**WORK INSTRUCTIONS**
In the records that follow, show each line where the word "inej" is present.

[Data entries]
======
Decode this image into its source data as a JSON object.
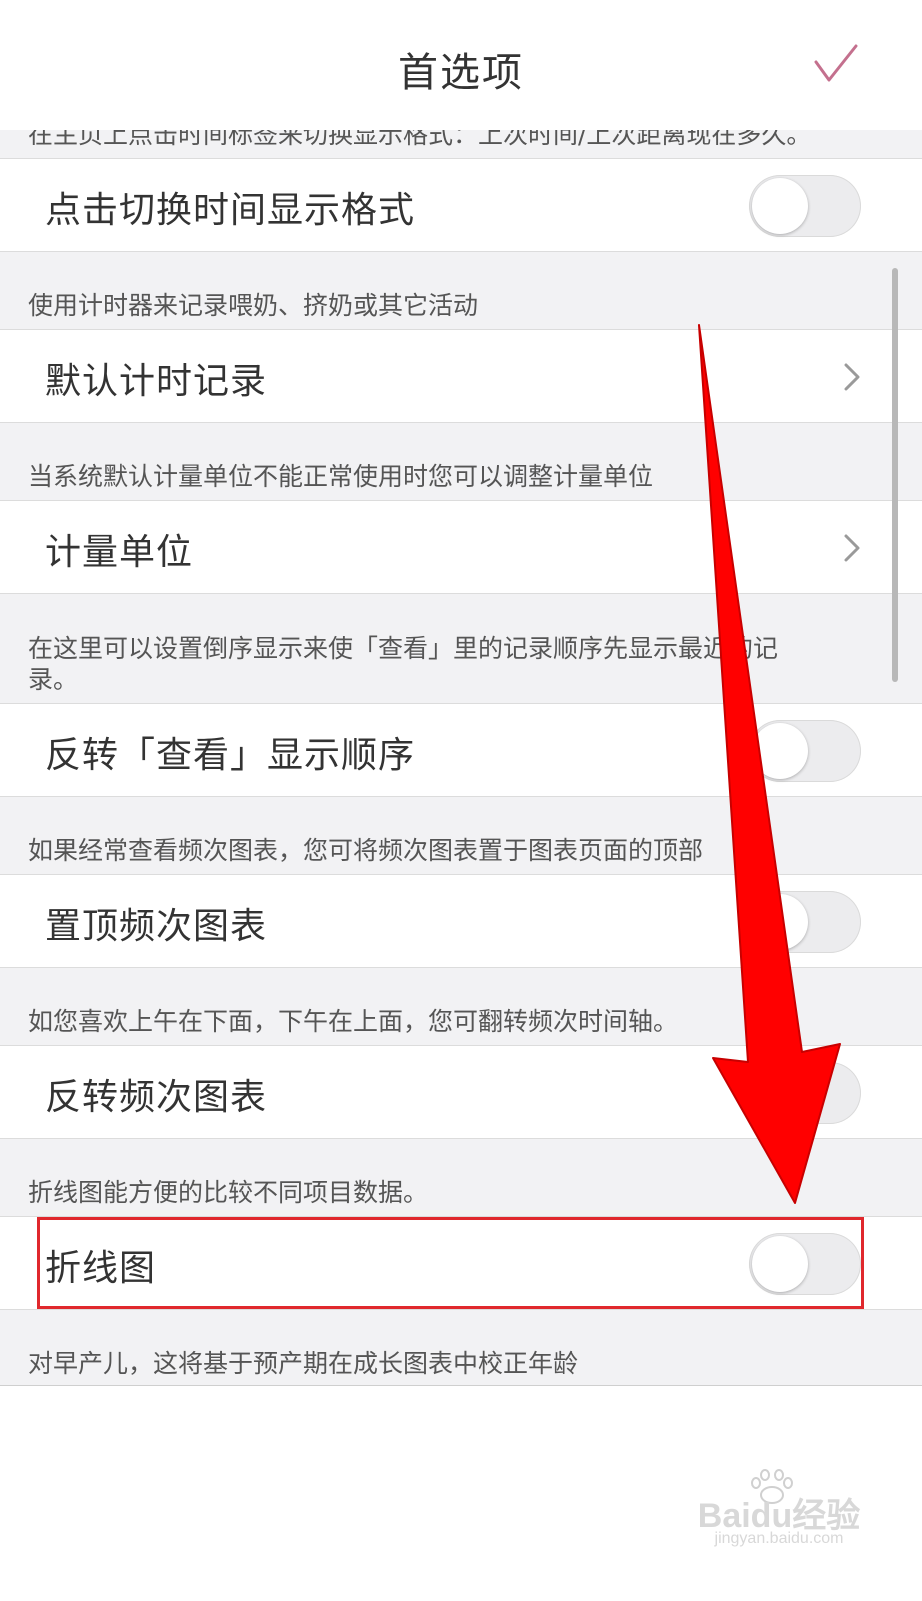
{
  "header": {
    "title": "首选项",
    "confirm_icon": "checkmark-icon",
    "accent_color": "#c4708e"
  },
  "sections": [
    {
      "desc": "在主页上点击时间标签来切换显示格式：上次时间/上次距离现在多久。",
      "label": "点击切换时间显示格式",
      "control": "toggle",
      "state": "off"
    },
    {
      "desc": "使用计时器来记录喂奶、挤奶或其它活动",
      "label": "默认计时记录",
      "control": "chevron"
    },
    {
      "desc": "当系统默认计量单位不能正常使用时您可以调整计量单位",
      "label": "计量单位",
      "control": "chevron"
    },
    {
      "desc": "在这里可以设置倒序显示来使「查看」里的记录顺序先显示最近的记录。",
      "label": "反转「查看」显示顺序",
      "control": "toggle",
      "state": "off"
    },
    {
      "desc": "如果经常查看频次图表，您可将频次图表置于图表页面的顶部",
      "label": "置顶频次图表",
      "control": "toggle",
      "state": "off"
    },
    {
      "desc": "如您喜欢上午在下面，下午在上面，您可翻转频次时间轴。",
      "label": "反转频次图表",
      "control": "toggle",
      "state": "off"
    },
    {
      "desc": "折线图能方便的比较不同项目数据。",
      "label": "折线图",
      "control": "toggle",
      "state": "off"
    }
  ],
  "trailing_desc": "对早产儿，这将基于预产期在成长图表中校正年龄",
  "annotation": {
    "arrow_color": "#ff0000",
    "highlight_color": "#e0282d"
  },
  "watermark": {
    "logo": "Baidu经验",
    "url": "jingyan.baidu.com"
  }
}
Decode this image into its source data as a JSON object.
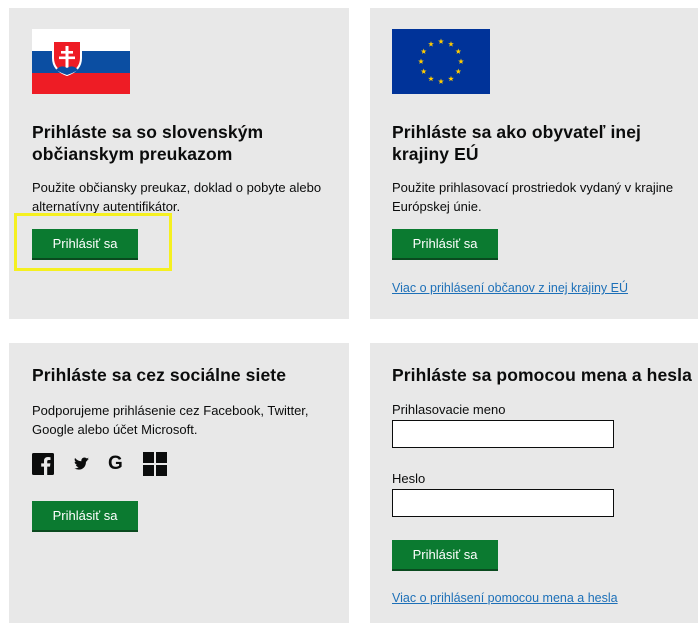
{
  "slovak_card": {
    "flag_icon": "slovak-flag-icon",
    "title": "Prihláste sa so slovenským občianskym preukazom",
    "description": "Použite občiansky preukaz, doklad o pobyte alebo alternatívny autentifikátor.",
    "button_label": "Prihlásiť sa"
  },
  "eu_card": {
    "flag_icon": "eu-flag-icon",
    "title": "Prihláste sa ako obyvateľ inej krajiny EÚ",
    "description": "Použite prihlasovací prostriedok vydaný v krajine Európskej únie.",
    "button_label": "Prihlásiť sa",
    "link_text": "Viac o prihlásení občanov z inej krajiny EÚ"
  },
  "social_card": {
    "title": "Prihláste sa cez sociálne siete",
    "description": "Podporujeme prihlásenie cez Facebook, Twitter, Google alebo účet Microsoft.",
    "icons": [
      "facebook-icon",
      "twitter-icon",
      "google-icon",
      "microsoft-icon"
    ],
    "button_label": "Prihlásiť sa"
  },
  "password_card": {
    "title": "Prihláste sa pomocou mena a hesla",
    "username_label": "Prihlasovacie meno",
    "username_value": "",
    "password_label": "Heslo",
    "password_value": "",
    "button_label": "Prihlásiť sa",
    "link_text": "Viac o prihlásení pomocou mena a hesla"
  },
  "colors": {
    "button_green": "#0b7a30",
    "card_background": "#e8e8e8",
    "link_blue": "#1d70b8",
    "highlight_yellow": "#f5f020"
  }
}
======
**ANSWER TO THIS TASK**
    "title": "Prihláste sa ako obyvateľ inej krajiny EÚ",
    "link_text": "Viac o prihlásení občanov z inej krajiny EÚ"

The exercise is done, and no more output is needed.